Task instructions =>
Strip the pictures and reproduce the rest of the listing exactly.

..........

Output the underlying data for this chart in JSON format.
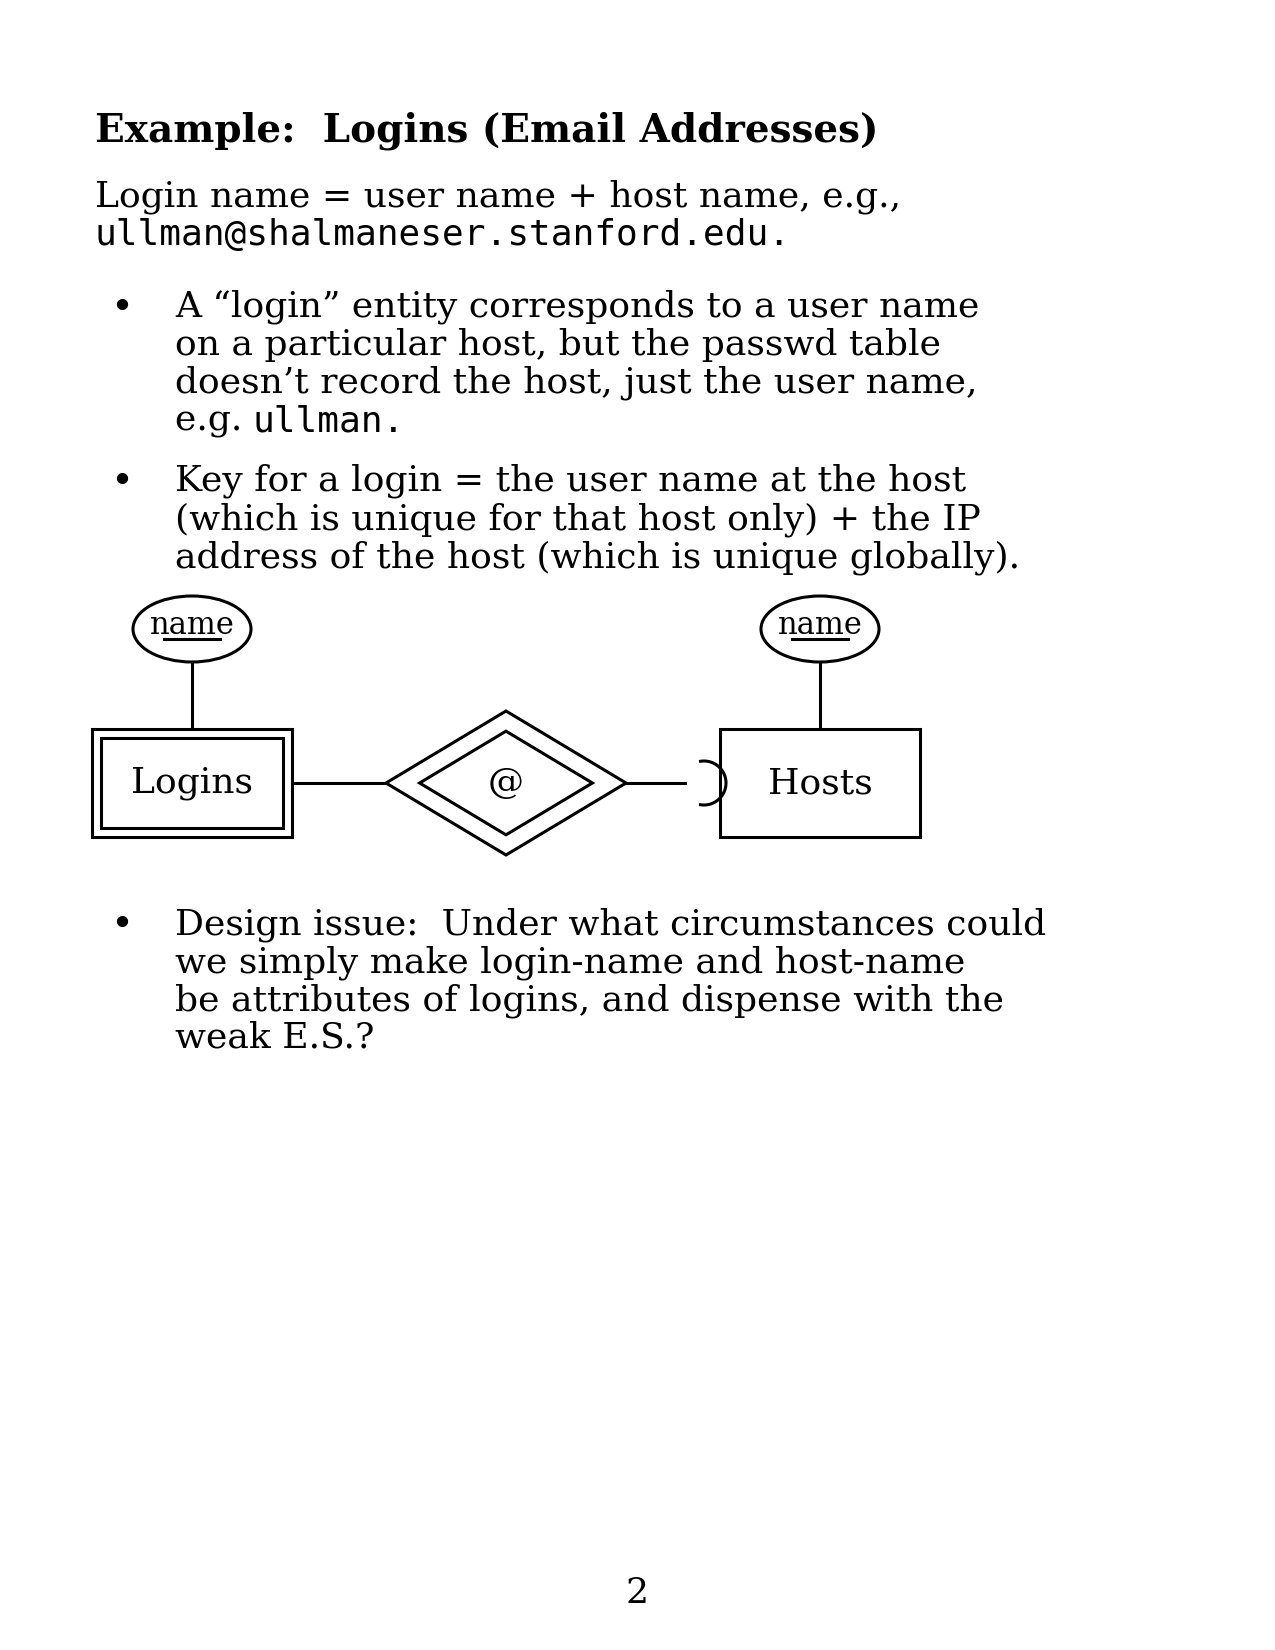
{
  "title": "Example:  Logins (Email Addresses)",
  "bg_color": "#ffffff",
  "text_color": "#000000",
  "line1": "Login name = user name + host name, e.g.,",
  "line2": "ullman@shalmaneser.stanford.edu.",
  "bullet1_part1": "A “login” entity corresponds to a user name",
  "bullet1_part2": "on a particular host, but the passwd table",
  "bullet1_part3": "doesn’t record the host, just the user name,",
  "bullet1_part4": "e.g. ",
  "bullet1_mono": "ullman",
  "bullet1_part4_end": ".",
  "bullet2_part1": "Key for a login = the user name at the host",
  "bullet2_part2": "(which is unique for that host only) + the IP",
  "bullet2_part3": "address of the host (which is unique globally).",
  "bullet3_part1": "Design issue:  Under what circumstances could",
  "bullet3_part2": "we simply make login-name and host-name",
  "bullet3_part3": "be attributes of logins, and dispense with the",
  "bullet3_part4": "weak E.S.?",
  "page_number": "2",
  "font_size_title": 28,
  "font_size_body": 26,
  "font_size_mono": 26,
  "lw": 2.2
}
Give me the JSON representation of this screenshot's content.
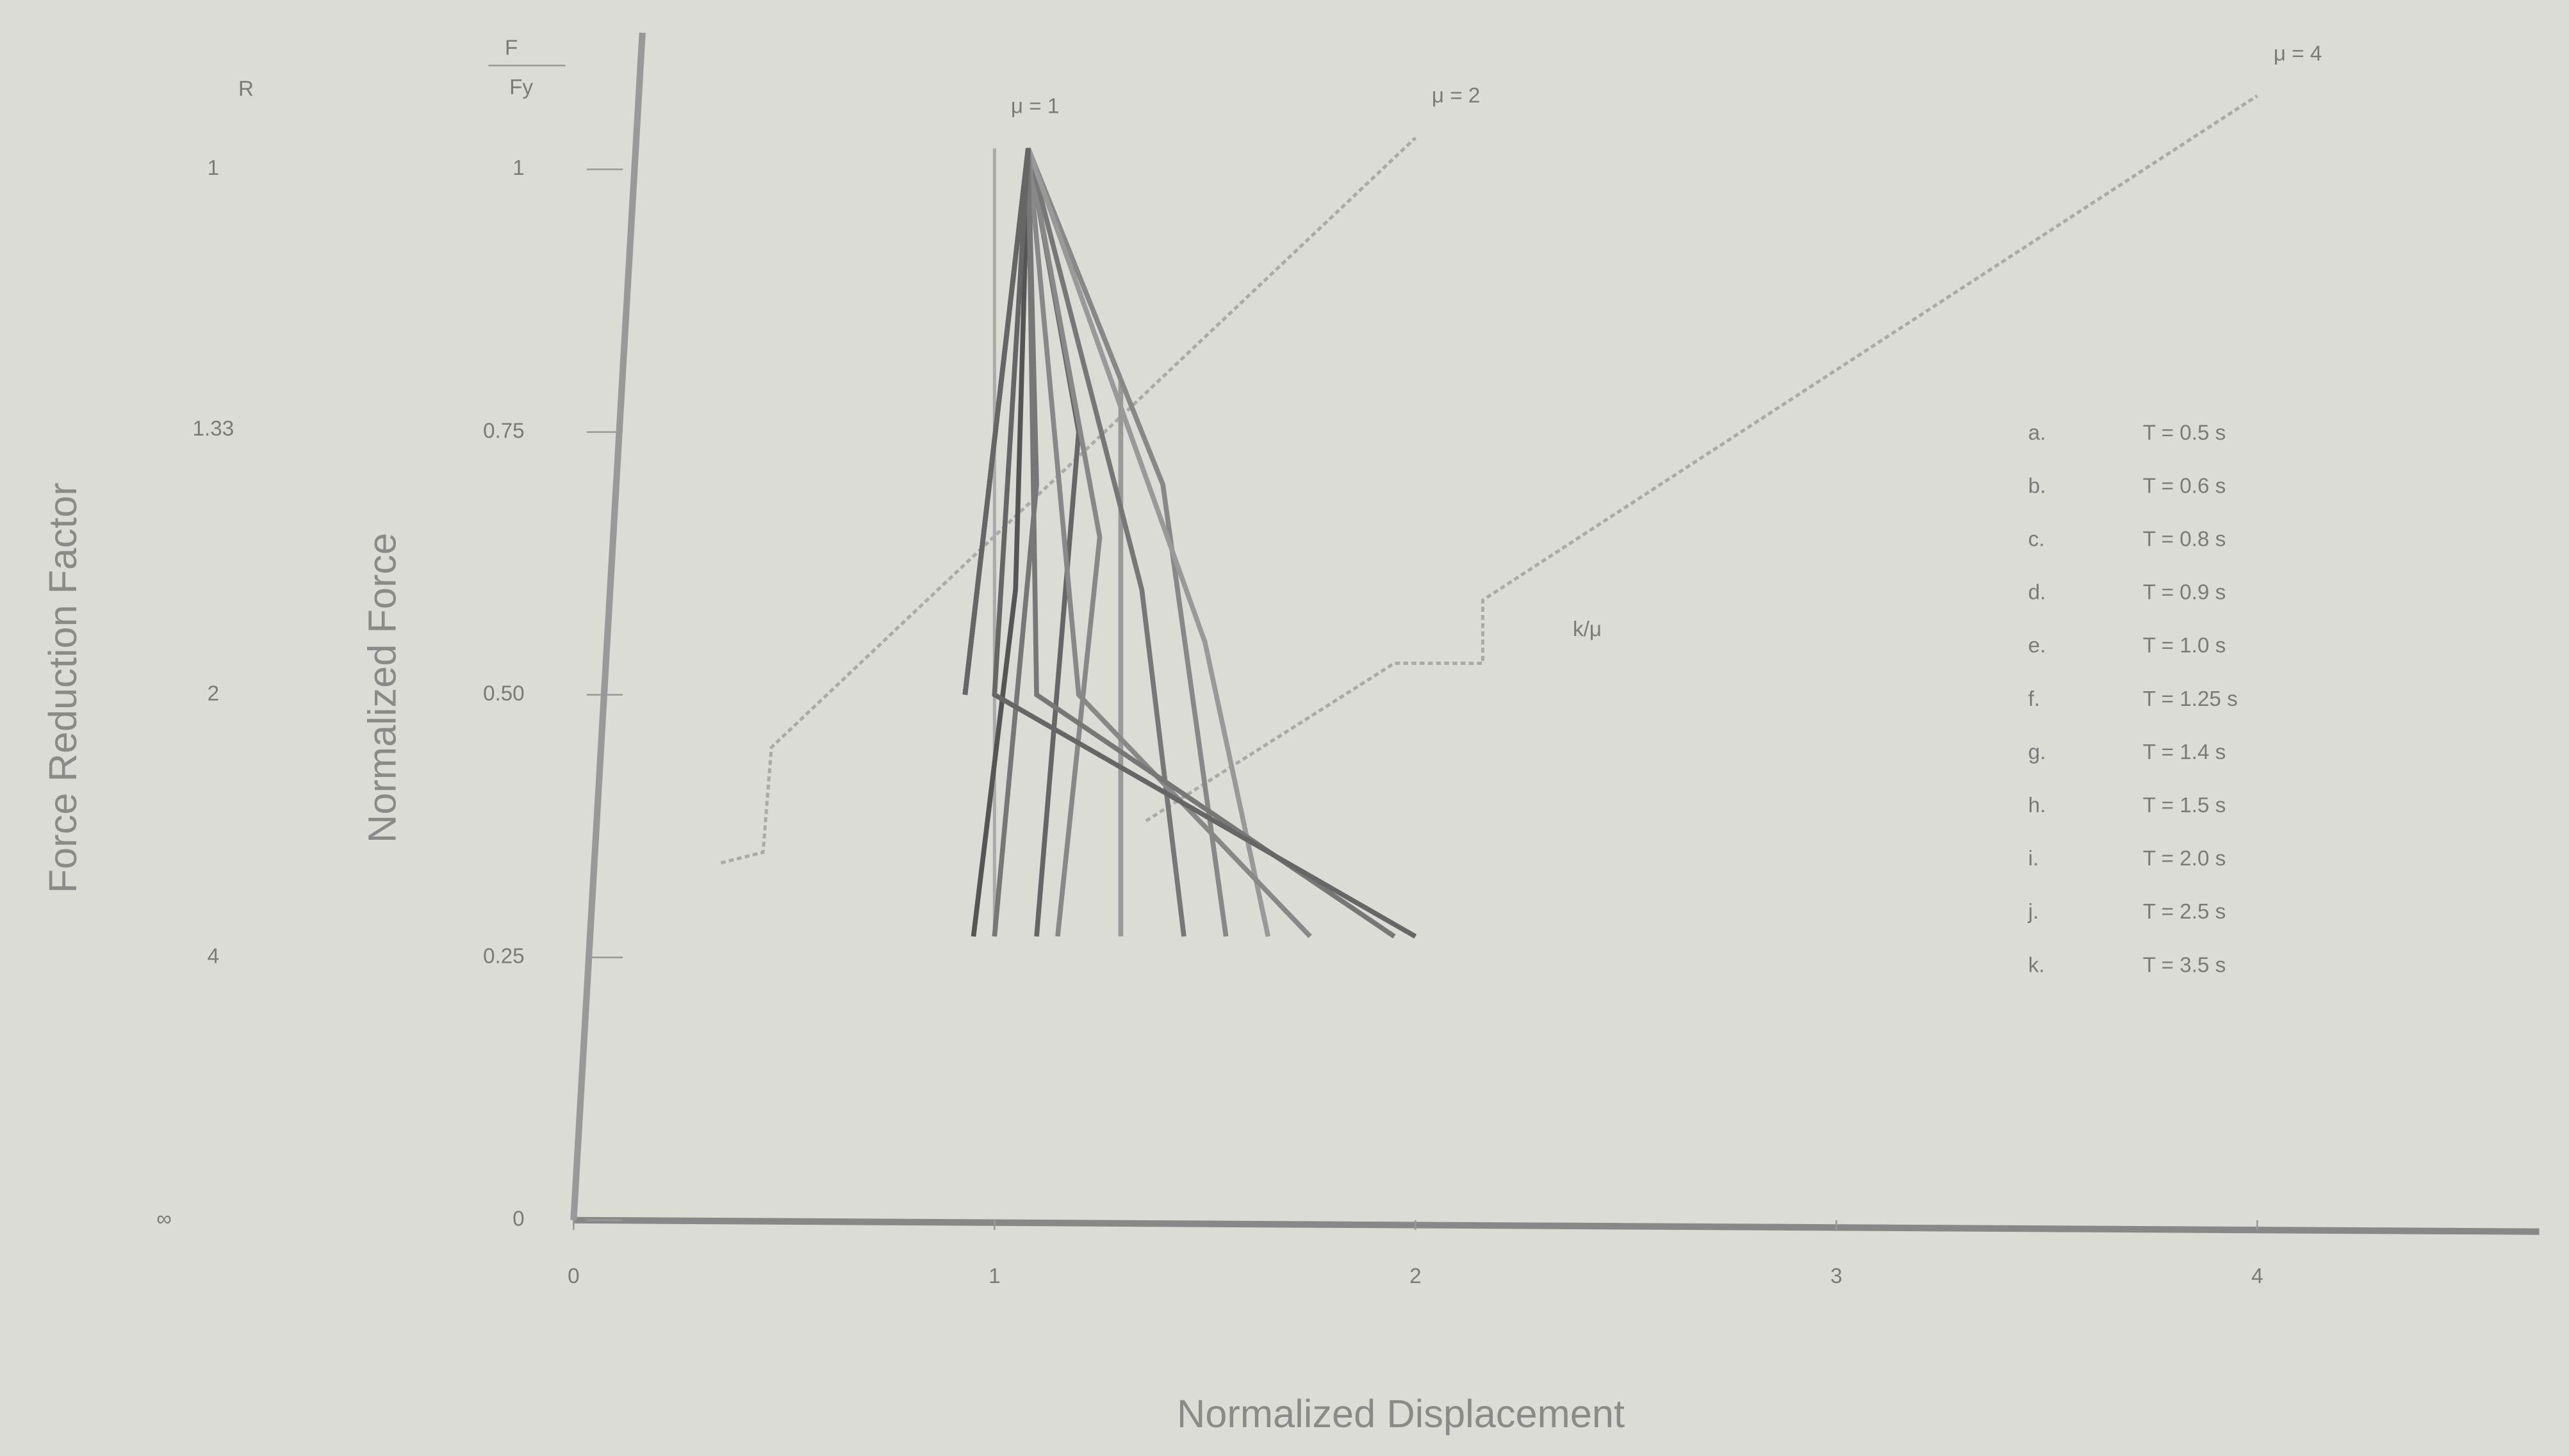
{
  "chart_data": {
    "type": "line",
    "x_label": "Normalized Displacement",
    "y_label": "Normalized Force",
    "y2_label": "Force Reduction Factor",
    "y_symbol": {
      "numerator": "F",
      "denominator": "Fy"
    },
    "y2_symbol": "R",
    "xlim": [
      0,
      4.67
    ],
    "ylim": [
      0,
      1.13
    ],
    "xticks": [
      0,
      1,
      2,
      3,
      4
    ],
    "yticks": [
      0,
      0.25,
      {
        "value": 0.5,
        "label": "0.50"
      },
      0.75,
      1
    ],
    "y2scale": "reciprocal",
    "y2ticks": [
      1,
      1.33,
      2,
      4
    ],
    "y2_infinity_label": "∞",
    "series": [
      {
        "label": "a.",
        "name": "T = 0.5 s",
        "color": "#555",
        "x": [
          0.93,
          1.08,
          1.05,
          0.95
        ],
        "values": [
          0.5,
          1.02,
          0.6,
          0.27
        ]
      },
      {
        "label": "b.",
        "name": "T = 0.6 s",
        "color": "#777",
        "x": [
          0.93,
          1.08,
          1.1,
          1.0
        ],
        "values": [
          0.5,
          1.02,
          0.7,
          0.27
        ]
      },
      {
        "label": "c.",
        "name": "T = 0.8 s",
        "color": "#666",
        "x": [
          0.93,
          1.08,
          1.2,
          1.1
        ],
        "values": [
          0.5,
          1.02,
          0.75,
          0.27
        ]
      },
      {
        "label": "d.",
        "name": "T = 0.9 s",
        "color": "#888",
        "x": [
          0.93,
          1.08,
          1.25,
          1.15
        ],
        "values": [
          0.5,
          1.02,
          0.65,
          0.27
        ]
      },
      {
        "label": "e.",
        "name": "T = 1.0 s",
        "color": "#999",
        "x": [
          0.93,
          1.08,
          1.3,
          1.3
        ],
        "values": [
          0.5,
          1.02,
          0.8,
          0.27
        ]
      },
      {
        "label": "f.",
        "name": "T = 1.25 s",
        "color": "#777",
        "x": [
          0.93,
          1.08,
          1.35,
          1.45
        ],
        "values": [
          0.5,
          1.02,
          0.6,
          0.27
        ]
      },
      {
        "label": "g.",
        "name": "T = 1.4 s",
        "color": "#888",
        "x": [
          0.93,
          1.08,
          1.4,
          1.55
        ],
        "values": [
          0.5,
          1.02,
          0.7,
          0.27
        ]
      },
      {
        "label": "h.",
        "name": "T = 1.5 s",
        "color": "#999",
        "x": [
          0.93,
          1.08,
          1.5,
          1.65
        ],
        "values": [
          0.5,
          1.02,
          0.55,
          0.27
        ]
      },
      {
        "label": "i.",
        "name": "T = 2.0 s",
        "color": "#888",
        "x": [
          0.93,
          1.08,
          1.2,
          1.75
        ],
        "values": [
          0.5,
          1.02,
          0.5,
          0.27
        ]
      },
      {
        "label": "j.",
        "name": "T = 2.5 s",
        "color": "#777",
        "x": [
          0.93,
          1.08,
          1.1,
          1.95
        ],
        "values": [
          0.5,
          1.02,
          0.5,
          0.27
        ]
      },
      {
        "label": "k.",
        "name": "T = 3.5 s",
        "color": "#666",
        "x": [
          0.93,
          1.08,
          1.0,
          2.0
        ],
        "values": [
          0.5,
          1.02,
          0.5,
          0.27
        ]
      }
    ],
    "mu_lines": [
      {
        "name": "μ = 1",
        "x": [
          1.0,
          1.0
        ],
        "values": [
          0.27,
          1.02
        ]
      },
      {
        "name": "μ = 2",
        "x": [
          0.35,
          0.45,
          0.47,
          2.0
        ],
        "values": [
          0.34,
          0.35,
          0.45,
          1.03
        ]
      },
      {
        "name": "μ = 4",
        "x": [
          1.36,
          1.95,
          2.16,
          2.16,
          4.0
        ],
        "values": [
          0.38,
          0.53,
          0.53,
          0.59,
          1.07
        ]
      }
    ],
    "annotation": "k/μ"
  }
}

..........

Solution for this task =>
Output the underlying data for this chart in JSON format.
{
  "title": "Example:  Logins (Email Addresses)",
  "bg_color": "#ffffff",
  "text_color": "#000000",
  "line1": "Login name = user name + host name, e.g.,",
  "line2": "ullman@shalmaneser.stanford.edu.",
  "bullet1_part1": "A “login” entity corresponds to a user name",
  "bullet1_part2": "on a particular host, but the passwd table",
  "bullet1_part3": "doesn’t record the host, just the user name,",
  "bullet1_part4": "e.g. ",
  "bullet1_mono": "ullman",
  "bullet1_part4_end": ".",
  "bullet2_part1": "Key for a login = the user name at the host",
  "bullet2_part2": "(which is unique for that host only) + the IP",
  "bullet2_part3": "address of the host (which is unique globally).",
  "bullet3_part1": "Design issue:  Under what circumstances could",
  "bullet3_part2": "we simply make login-name and host-name",
  "bullet3_part3": "be attributes of logins, and dispense with the",
  "bullet3_part4": "weak E.S.?",
  "page_number": "2",
  "font_size_title": 28,
  "font_size_body": 26,
  "font_size_mono": 26,
  "lw": 2.2
}
Give me the JSON representation of this screenshot's content.
{
  "chart_data": {
    "type": "line",
    "x_label": "Normalized Displacement",
    "y_label": "Normalized Force",
    "y2_label": "Force Reduction Factor",
    "y_symbol": {
      "numerator": "F",
      "denominator": "Fy"
    },
    "y2_symbol": "R",
    "xlim": [
      0,
      4.67
    ],
    "ylim": [
      0,
      1.13
    ],
    "xticks": [
      0,
      1,
      2,
      3,
      4
    ],
    "yticks": [
      0,
      0.25,
      {
        "value": 0.5,
        "label": "0.50"
      },
      0.75,
      1
    ],
    "y2scale": "reciprocal",
    "y2ticks": [
      1,
      1.33,
      2,
      4
    ],
    "y2_infinity_label": "∞",
    "series": [
      {
        "label": "a.",
        "name": "T = 0.5 s",
        "color": "#555",
        "x": [
          0.93,
          1.08,
          1.05,
          0.95
        ],
        "values": [
          0.5,
          1.02,
          0.6,
          0.27
        ]
      },
      {
        "label": "b.",
        "name": "T = 0.6 s",
        "color": "#777",
        "x": [
          0.93,
          1.08,
          1.1,
          1.0
        ],
        "values": [
          0.5,
          1.02,
          0.7,
          0.27
        ]
      },
      {
        "label": "c.",
        "name": "T = 0.8 s",
        "color": "#666",
        "x": [
          0.93,
          1.08,
          1.2,
          1.1
        ],
        "values": [
          0.5,
          1.02,
          0.75,
          0.27
        ]
      },
      {
        "label": "d.",
        "name": "T = 0.9 s",
        "color": "#888",
        "x": [
          0.93,
          1.08,
          1.25,
          1.15
        ],
        "values": [
          0.5,
          1.02,
          0.65,
          0.27
        ]
      },
      {
        "label": "e.",
        "name": "T = 1.0 s",
        "color": "#999",
        "x": [
          0.93,
          1.08,
          1.3,
          1.3
        ],
        "values": [
          0.5,
          1.02,
          0.8,
          0.27
        ]
      },
      {
        "label": "f.",
        "name": "T = 1.25 s",
        "color": "#777",
        "x": [
          0.93,
          1.08,
          1.35,
          1.45
        ],
        "values": [
          0.5,
          1.02,
          0.6,
          0.27
        ]
      },
      {
        "label": "g.",
        "name": "T = 1.4 s",
        "color": "#888",
        "x": [
          0.93,
          1.08,
          1.4,
          1.55
        ],
        "values": [
          0.5,
          1.02,
          0.7,
          0.27
        ]
      },
      {
        "label": "h.",
        "name": "T = 1.5 s",
        "color": "#999",
        "x": [
          0.93,
          1.08,
          1.5,
          1.65
        ],
        "values": [
          0.5,
          1.02,
          0.55,
          0.27
        ]
      },
      {
        "label": "i.",
        "name": "T = 2.0 s",
        "color": "#888",
        "x": [
          0.93,
          1.08,
          1.2,
          1.75
        ],
        "values": [
          0.5,
          1.02,
          0.5,
          0.27
        ]
      },
      {
        "label": "j.",
        "name": "T = 2.5 s",
        "color": "#777",
        "x": [
          0.93,
          1.08,
          1.1,
          1.95
        ],
        "values": [
          0.5,
          1.02,
          0.5,
          0.27
        ]
      },
      {
        "label": "k.",
        "name": "T = 3.5 s",
        "color": "#666",
        "x": [
          0.93,
          1.08,
          1.0,
          2.0
        ],
        "values": [
          0.5,
          1.02,
          0.5,
          0.27
        ]
      }
    ],
    "mu_lines": [
      {
        "name": "μ = 1",
        "x": [
          1.0,
          1.0
        ],
        "values": [
          0.27,
          1.02
        ]
      },
      {
        "name": "μ = 2",
        "x": [
          0.35,
          0.45,
          0.47,
          2.0
        ],
        "values": [
          0.34,
          0.35,
          0.45,
          1.03
        ]
      },
      {
        "name": "μ = 4",
        "x": [
          1.36,
          1.95,
          2.16,
          2.16,
          4.0
        ],
        "values": [
          0.38,
          0.53,
          0.53,
          0.59,
          1.07
        ]
      }
    ],
    "annotation": "k/μ"
  }
}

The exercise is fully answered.